** Start DATASET RECORDS **

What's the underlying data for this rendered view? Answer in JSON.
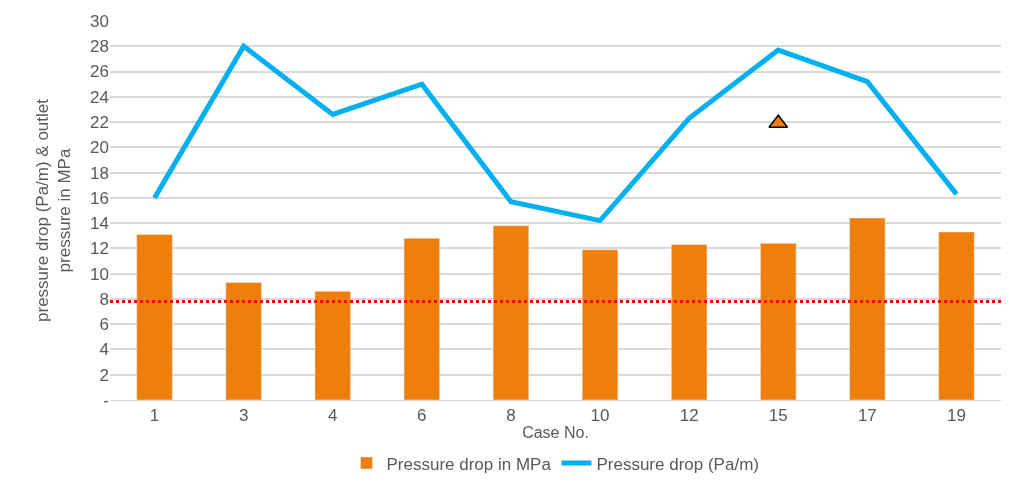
{
  "chart_data": {
    "type": "bar",
    "xlabel": "Case No.",
    "ylabel": "pressure drop (Pa/m) & outlet\npressure in MPa",
    "categories": [
      "1",
      "3",
      "4",
      "6",
      "8",
      "10",
      "12",
      "15",
      "17",
      "19"
    ],
    "series": [
      {
        "name": "Pressure drop in MPa",
        "color": "#ee7f0c",
        "values": [
          13.1,
          9.3,
          8.6,
          12.8,
          13.8,
          11.9,
          12.3,
          12.4,
          14.4,
          13.3
        ]
      },
      {
        "name": "Pressure drop (Pa/m)",
        "type": "line",
        "color": "#00b0f0",
        "values": [
          16.0,
          28.0,
          22.6,
          25.0,
          15.7,
          14.2,
          22.3,
          27.7,
          25.2,
          16.3
        ]
      },
      {
        "type": "scatter",
        "color": "#ee7f0c",
        "marker": "triangle",
        "x": [
          "15"
        ],
        "values": [
          21.9
        ]
      }
    ],
    "ylim": [
      0,
      30
    ],
    "yticks": [
      {
        "value": 0,
        "label": "-"
      },
      2,
      4,
      6,
      8,
      10,
      12,
      14,
      16,
      18,
      20,
      22,
      24,
      26,
      28,
      30
    ],
    "ref_lines": [
      {
        "axis": "y",
        "value": 7.8,
        "color": "#ff0000",
        "line_style": "dotted"
      }
    ],
    "grid": "y",
    "legend": "bottom"
  }
}
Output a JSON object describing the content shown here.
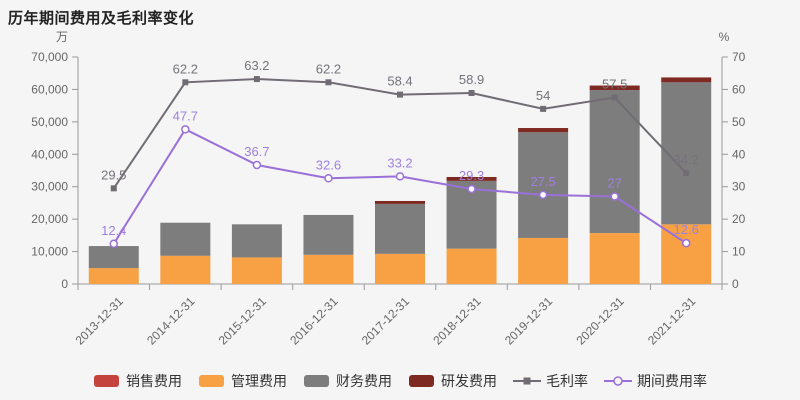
{
  "title": "历年期间费用及毛利率变化",
  "left_axis": {
    "unit": "万",
    "min": 0,
    "max": 70000,
    "step": 10000,
    "ticks": [
      "0",
      "10,000",
      "20,000",
      "30,000",
      "40,000",
      "50,000",
      "60,000",
      "70,000"
    ]
  },
  "right_axis": {
    "unit": "%",
    "min": 0,
    "max": 70,
    "step": 10,
    "ticks": [
      "0",
      "10",
      "20",
      "30",
      "40",
      "50",
      "60",
      "70"
    ]
  },
  "colors": {
    "background": "#f5f5f5",
    "axis_line": "#999999",
    "axis_label": "#666666",
    "title_text": "#222222",
    "legend_text": "#333333"
  },
  "chart_data": {
    "type": "bar",
    "subtype": "stacked-bar-with-dual-axis-lines",
    "title": "历年期间费用及毛利率变化",
    "xlabel": "",
    "ylabel_left": "万",
    "ylabel_right": "%",
    "ylim_left": [
      0,
      70000
    ],
    "ylim_right": [
      0,
      70
    ],
    "grid": false,
    "legend_position": "bottom",
    "categories": [
      "2013-12-31",
      "2014-12-31",
      "2015-12-31",
      "2016-12-31",
      "2017-12-31",
      "2018-12-31",
      "2019-12-31",
      "2020-12-31",
      "2021-12-31"
    ],
    "series": [
      {
        "name": "销售费用",
        "slug": "sales-expense",
        "type": "bar",
        "stack": true,
        "axis": "left",
        "color": "#c5433d",
        "values": [
          0,
          0,
          0,
          0,
          0,
          0,
          0,
          0,
          0
        ]
      },
      {
        "name": "管理费用",
        "slug": "admin-expense",
        "type": "bar",
        "stack": true,
        "axis": "left",
        "color": "#f7a144",
        "values": [
          4900,
          8700,
          8200,
          9000,
          9300,
          10900,
          14200,
          15700,
          18400
        ]
      },
      {
        "name": "财务费用",
        "slug": "finance-expense",
        "type": "bar",
        "stack": true,
        "axis": "left",
        "color": "#7d7d7d",
        "values": [
          6800,
          10200,
          10200,
          12300,
          15400,
          20900,
          32600,
          44100,
          43800
        ]
      },
      {
        "name": "研发费用",
        "slug": "rd-expense",
        "type": "bar",
        "stack": true,
        "axis": "left",
        "color": "#7e2a23",
        "values": [
          0,
          0,
          0,
          0,
          900,
          1200,
          1300,
          1400,
          1500
        ]
      },
      {
        "name": "毛利率",
        "slug": "gross-margin",
        "type": "line",
        "marker": "square",
        "axis": "right",
        "color": "#716c74",
        "label_color": "#76717a",
        "values": [
          29.5,
          62.2,
          63.2,
          62.2,
          58.4,
          58.9,
          54,
          57.5,
          34.2
        ],
        "labels": [
          "29.5",
          "62.2",
          "63.2",
          "62.2",
          "58.4",
          "58.9",
          "54",
          "57.5",
          "34.2"
        ]
      },
      {
        "name": "期间费用率",
        "slug": "period-expense-ratio",
        "type": "line",
        "marker": "circle-open",
        "axis": "right",
        "color": "#9a70d8",
        "label_color": "#a080de",
        "values": [
          12.4,
          47.7,
          36.7,
          32.6,
          33.2,
          29.3,
          27.5,
          27,
          12.6
        ],
        "labels": [
          "12.4",
          "47.7",
          "36.7",
          "32.6",
          "33.2",
          "29.3",
          "27.5",
          "27",
          "12.6"
        ]
      }
    ]
  }
}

** End DATASET RECORDS **

■ WORK REQUIRED
Identify each line containing the string "历年期间费用及毛利率变化" and copy it out.

■ FINISHED TASK
  "title": "历年期间费用及毛利率变化",
    "title": "历年期间费用及毛利率变化",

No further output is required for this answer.